→ Goal of the exercise
Exactly as they appear, output all of the records. Skip any images.

→ Dataset excerpts
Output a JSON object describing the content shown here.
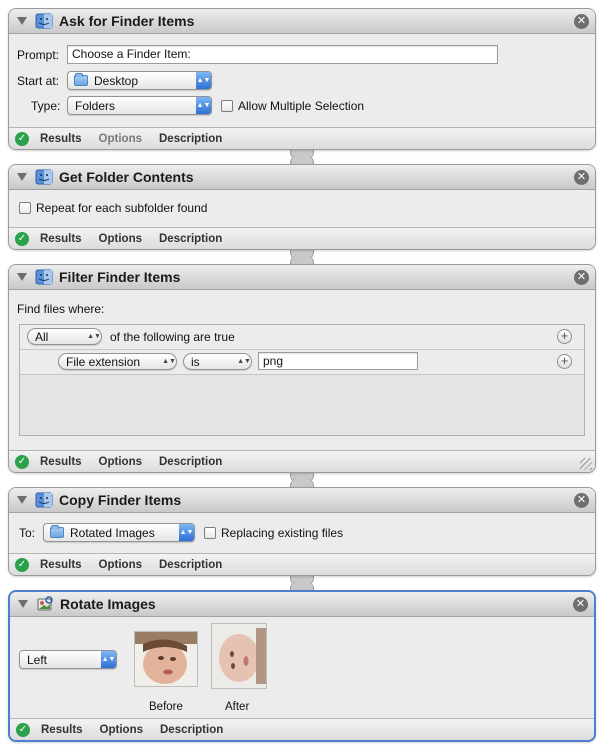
{
  "actions": {
    "ask": {
      "title": "Ask for Finder Items",
      "prompt_label": "Prompt:",
      "prompt_value": "Choose a Finder Item:",
      "start_label": "Start at:",
      "start_value": "Desktop",
      "type_label": "Type:",
      "type_value": "Folders",
      "allow_multiple_label": "Allow Multiple Selection",
      "allow_multiple_checked": false
    },
    "get_contents": {
      "title": "Get Folder Contents",
      "repeat_label": "Repeat for each subfolder found",
      "repeat_checked": false
    },
    "filter": {
      "title": "Filter Finder Items",
      "find_label": "Find files where:",
      "match_value": "All",
      "match_suffix": "of the following are true",
      "criterion_field": "File extension",
      "criterion_op": "is",
      "criterion_value": "png"
    },
    "copy": {
      "title": "Copy Finder Items",
      "to_label": "To:",
      "to_value": "Rotated Images",
      "replacing_label": "Replacing existing files",
      "replacing_checked": false
    },
    "rotate": {
      "title": "Rotate Images",
      "direction_value": "Left",
      "before_label": "Before",
      "after_label": "After"
    }
  },
  "footer": {
    "results": "Results",
    "options": "Options",
    "description": "Description"
  },
  "icons": {
    "close": "close-icon",
    "status": "check-icon",
    "disclosure": "disclosure-triangle-icon"
  },
  "colors": {
    "selected_border": "#4d7ed0",
    "status_ok": "#2aa14a",
    "popup_arrow": "#2c6fd6"
  }
}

→ Solution for this task
Output a JSON object describing the content shown here.
{
  "actions": {
    "ask": {
      "title": "Ask for Finder Items",
      "prompt_label": "Prompt:",
      "prompt_value": "Choose a Finder Item:",
      "start_label": "Start at:",
      "start_value": "Desktop",
      "type_label": "Type:",
      "type_value": "Folders",
      "allow_multiple_label": "Allow Multiple Selection",
      "allow_multiple_checked": false
    },
    "get_contents": {
      "title": "Get Folder Contents",
      "repeat_label": "Repeat for each subfolder found",
      "repeat_checked": false
    },
    "filter": {
      "title": "Filter Finder Items",
      "find_label": "Find files where:",
      "match_value": "All",
      "match_suffix": "of the following are true",
      "criterion_field": "File extension",
      "criterion_op": "is",
      "criterion_value": "png"
    },
    "copy": {
      "title": "Copy Finder Items",
      "to_label": "To:",
      "to_value": "Rotated Images",
      "replacing_label": "Replacing existing files",
      "replacing_checked": false
    },
    "rotate": {
      "title": "Rotate Images",
      "direction_value": "Left",
      "before_label": "Before",
      "after_label": "After"
    }
  },
  "footer": {
    "results": "Results",
    "options": "Options",
    "description": "Description"
  },
  "icons": {
    "close": "close-icon",
    "status": "check-icon",
    "disclosure": "disclosure-triangle-icon"
  },
  "colors": {
    "selected_border": "#4d7ed0",
    "status_ok": "#2aa14a",
    "popup_arrow": "#2c6fd6"
  }
}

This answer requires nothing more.